▶ Exercise instructions: Rewrite all the entries below, replacing every occurrence of "redaction-scribble" with "redaction-mark" and keeping everything else the same.

[Element placement data]
** BEGIN **

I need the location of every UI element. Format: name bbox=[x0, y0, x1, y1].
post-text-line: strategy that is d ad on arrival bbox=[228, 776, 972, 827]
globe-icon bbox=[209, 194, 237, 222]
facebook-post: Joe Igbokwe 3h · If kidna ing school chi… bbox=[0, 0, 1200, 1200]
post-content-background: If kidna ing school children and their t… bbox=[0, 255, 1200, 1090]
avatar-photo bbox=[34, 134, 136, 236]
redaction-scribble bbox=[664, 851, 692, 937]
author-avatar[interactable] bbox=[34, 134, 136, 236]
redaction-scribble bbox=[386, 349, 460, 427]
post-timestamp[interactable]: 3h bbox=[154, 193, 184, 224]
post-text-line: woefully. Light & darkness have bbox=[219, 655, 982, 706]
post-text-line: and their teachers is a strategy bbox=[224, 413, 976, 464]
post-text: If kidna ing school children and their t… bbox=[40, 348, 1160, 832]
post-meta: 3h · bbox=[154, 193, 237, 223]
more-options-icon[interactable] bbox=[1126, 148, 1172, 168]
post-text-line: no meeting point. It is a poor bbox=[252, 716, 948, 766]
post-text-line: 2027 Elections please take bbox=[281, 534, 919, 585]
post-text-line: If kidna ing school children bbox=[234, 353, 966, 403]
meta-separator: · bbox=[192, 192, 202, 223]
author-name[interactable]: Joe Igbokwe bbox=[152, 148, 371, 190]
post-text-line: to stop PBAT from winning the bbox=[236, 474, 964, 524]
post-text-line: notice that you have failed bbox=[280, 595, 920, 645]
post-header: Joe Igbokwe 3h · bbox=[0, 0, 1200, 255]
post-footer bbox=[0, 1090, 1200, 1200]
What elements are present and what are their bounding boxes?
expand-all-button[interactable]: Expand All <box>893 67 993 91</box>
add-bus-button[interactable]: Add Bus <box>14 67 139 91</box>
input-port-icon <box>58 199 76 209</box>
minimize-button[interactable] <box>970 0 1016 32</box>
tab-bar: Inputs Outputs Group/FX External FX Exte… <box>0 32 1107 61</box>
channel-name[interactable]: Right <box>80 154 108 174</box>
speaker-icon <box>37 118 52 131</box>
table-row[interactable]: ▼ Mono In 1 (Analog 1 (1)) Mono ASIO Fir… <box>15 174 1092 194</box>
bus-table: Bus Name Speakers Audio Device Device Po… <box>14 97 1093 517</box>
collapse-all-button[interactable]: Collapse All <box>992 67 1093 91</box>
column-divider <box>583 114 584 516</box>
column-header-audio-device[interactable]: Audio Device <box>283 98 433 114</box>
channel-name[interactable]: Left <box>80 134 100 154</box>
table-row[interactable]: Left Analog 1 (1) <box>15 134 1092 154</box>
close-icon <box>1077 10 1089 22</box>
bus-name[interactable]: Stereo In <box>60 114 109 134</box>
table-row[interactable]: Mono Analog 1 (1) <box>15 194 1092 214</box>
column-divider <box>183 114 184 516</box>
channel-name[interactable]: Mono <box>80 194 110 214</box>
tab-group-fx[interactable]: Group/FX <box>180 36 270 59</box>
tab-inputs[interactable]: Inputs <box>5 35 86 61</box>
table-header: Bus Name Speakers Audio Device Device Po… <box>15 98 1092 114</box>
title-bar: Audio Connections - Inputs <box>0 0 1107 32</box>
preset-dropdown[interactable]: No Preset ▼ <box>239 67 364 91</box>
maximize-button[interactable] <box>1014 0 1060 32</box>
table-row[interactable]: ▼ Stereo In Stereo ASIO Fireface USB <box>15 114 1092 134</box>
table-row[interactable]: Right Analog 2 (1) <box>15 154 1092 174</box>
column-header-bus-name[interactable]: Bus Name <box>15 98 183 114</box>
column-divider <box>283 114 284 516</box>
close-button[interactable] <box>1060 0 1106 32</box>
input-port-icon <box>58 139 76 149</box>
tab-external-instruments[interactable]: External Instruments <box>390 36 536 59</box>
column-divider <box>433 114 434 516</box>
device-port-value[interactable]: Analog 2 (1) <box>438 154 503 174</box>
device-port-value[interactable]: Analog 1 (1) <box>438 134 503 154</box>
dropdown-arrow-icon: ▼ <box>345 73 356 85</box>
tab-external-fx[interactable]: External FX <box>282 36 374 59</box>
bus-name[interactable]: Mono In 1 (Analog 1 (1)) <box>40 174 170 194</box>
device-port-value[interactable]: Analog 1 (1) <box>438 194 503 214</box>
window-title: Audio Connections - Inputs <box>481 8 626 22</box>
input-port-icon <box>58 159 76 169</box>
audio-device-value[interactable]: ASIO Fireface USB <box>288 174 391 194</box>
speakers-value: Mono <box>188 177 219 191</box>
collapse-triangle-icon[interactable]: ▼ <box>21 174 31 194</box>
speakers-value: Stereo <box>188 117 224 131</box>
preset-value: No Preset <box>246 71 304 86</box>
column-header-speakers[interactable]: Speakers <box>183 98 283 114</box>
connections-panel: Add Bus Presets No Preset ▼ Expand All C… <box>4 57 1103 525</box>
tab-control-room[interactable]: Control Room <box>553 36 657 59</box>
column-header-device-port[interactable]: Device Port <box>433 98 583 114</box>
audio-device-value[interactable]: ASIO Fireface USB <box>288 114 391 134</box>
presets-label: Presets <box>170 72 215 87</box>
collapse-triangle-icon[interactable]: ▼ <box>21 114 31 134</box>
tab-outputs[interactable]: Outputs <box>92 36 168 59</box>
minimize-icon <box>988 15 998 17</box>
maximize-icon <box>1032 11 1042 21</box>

** END **

▶ Reply:
I need the location of every UI element. Format: name bbox=[x0, y0, x1, y1].
post-text-line: strategy that is d ad on arrival bbox=[228, 776, 972, 827]
globe-icon bbox=[209, 194, 237, 222]
facebook-post: Joe Igbokwe 3h · If kidna ing school chi… bbox=[0, 0, 1200, 1200]
post-content-background: If kidna ing school children and their t… bbox=[0, 255, 1200, 1090]
avatar-photo bbox=[34, 134, 136, 236]
redaction-mark bbox=[664, 851, 692, 937]
author-avatar[interactable] bbox=[34, 134, 136, 236]
redaction-mark bbox=[386, 349, 460, 427]
post-timestamp[interactable]: 3h bbox=[154, 193, 184, 224]
post-text-line: woefully. Light & darkness have bbox=[219, 655, 982, 706]
post-text-line: and their teachers is a strategy bbox=[224, 413, 976, 464]
post-text: If kidna ing school children and their t… bbox=[40, 348, 1160, 832]
post-meta: 3h · bbox=[154, 193, 237, 223]
more-options-icon[interactable] bbox=[1126, 148, 1172, 168]
post-text-line: no meeting point. It is a poor bbox=[252, 716, 948, 766]
post-text-line: 2027 Elections please take bbox=[281, 534, 919, 585]
post-text-line: If kidna ing school children bbox=[234, 353, 966, 403]
meta-separator: · bbox=[192, 192, 202, 223]
author-name[interactable]: Joe Igbokwe bbox=[152, 148, 371, 190]
post-text-line: to stop PBAT from winning the bbox=[236, 474, 964, 524]
post-text-line: notice that you have failed bbox=[280, 595, 920, 645]
post-header: Joe Igbokwe 3h · bbox=[0, 0, 1200, 255]
post-footer bbox=[0, 1090, 1200, 1200]
What elements are present and what are their bounding boxes?
expand-all-button[interactable]: Expand All <box>893 67 993 91</box>
add-bus-button[interactable]: Add Bus <box>14 67 139 91</box>
input-port-icon <box>58 199 76 209</box>
minimize-button[interactable] <box>970 0 1016 32</box>
tab-bar: Inputs Outputs Group/FX External FX Exte… <box>0 32 1107 61</box>
channel-name[interactable]: Right <box>80 154 108 174</box>
speaker-icon <box>37 118 52 131</box>
table-row[interactable]: ▼ Mono In 1 (Analog 1 (1)) Mono ASIO Fir… <box>15 174 1092 194</box>
bus-table: Bus Name Speakers Audio Device Device Po… <box>14 97 1093 517</box>
collapse-all-button[interactable]: Collapse All <box>992 67 1093 91</box>
column-divider <box>583 114 584 516</box>
column-header-audio-device[interactable]: Audio Device <box>283 98 433 114</box>
channel-name[interactable]: Left <box>80 134 100 154</box>
table-row[interactable]: Left Analog 1 (1) <box>15 134 1092 154</box>
close-icon <box>1077 10 1089 22</box>
bus-name[interactable]: Stereo In <box>60 114 109 134</box>
table-row[interactable]: Mono Analog 1 (1) <box>15 194 1092 214</box>
column-divider <box>183 114 184 516</box>
channel-name[interactable]: Mono <box>80 194 110 214</box>
tab-group-fx[interactable]: Group/FX <box>180 36 270 59</box>
tab-inputs[interactable]: Inputs <box>5 35 86 61</box>
table-header: Bus Name Speakers Audio Device Device Po… <box>15 98 1092 114</box>
title-bar: Audio Connections - Inputs <box>0 0 1107 32</box>
preset-dropdown[interactable]: No Preset ▼ <box>239 67 364 91</box>
maximize-button[interactable] <box>1014 0 1060 32</box>
table-row[interactable]: ▼ Stereo In Stereo ASIO Fireface USB <box>15 114 1092 134</box>
table-row[interactable]: Right Analog 2 (1) <box>15 154 1092 174</box>
column-header-bus-name[interactable]: Bus Name <box>15 98 183 114</box>
column-divider <box>283 114 284 516</box>
close-button[interactable] <box>1060 0 1106 32</box>
input-port-icon <box>58 139 76 149</box>
tab-external-instruments[interactable]: External Instruments <box>390 36 536 59</box>
column-divider <box>433 114 434 516</box>
device-port-value[interactable]: Analog 2 (1) <box>438 154 503 174</box>
device-port-value[interactable]: Analog 1 (1) <box>438 134 503 154</box>
dropdown-arrow-icon: ▼ <box>345 73 356 85</box>
tab-external-fx[interactable]: External FX <box>282 36 374 59</box>
bus-name[interactable]: Mono In 1 (Analog 1 (1)) <box>40 174 170 194</box>
device-port-value[interactable]: Analog 1 (1) <box>438 194 503 214</box>
window-title: Audio Connections - Inputs <box>481 8 626 22</box>
input-port-icon <box>58 159 76 169</box>
audio-device-value[interactable]: ASIO Fireface USB <box>288 174 391 194</box>
speakers-value: Mono <box>188 177 219 191</box>
collapse-triangle-icon[interactable]: ▼ <box>21 174 31 194</box>
speakers-value: Stereo <box>188 117 224 131</box>
preset-value: No Preset <box>246 71 304 86</box>
column-header-speakers[interactable]: Speakers <box>183 98 283 114</box>
connections-panel: Add Bus Presets No Preset ▼ Expand All C… <box>4 57 1103 525</box>
tab-control-room[interactable]: Control Room <box>553 36 657 59</box>
column-header-device-port[interactable]: Device Port <box>433 98 583 114</box>
audio-device-value[interactable]: ASIO Fireface USB <box>288 114 391 134</box>
presets-label: Presets <box>170 72 215 87</box>
collapse-triangle-icon[interactable]: ▼ <box>21 114 31 134</box>
tab-outputs[interactable]: Outputs <box>92 36 168 59</box>
minimize-icon <box>988 15 998 17</box>
maximize-icon <box>1032 11 1042 21</box>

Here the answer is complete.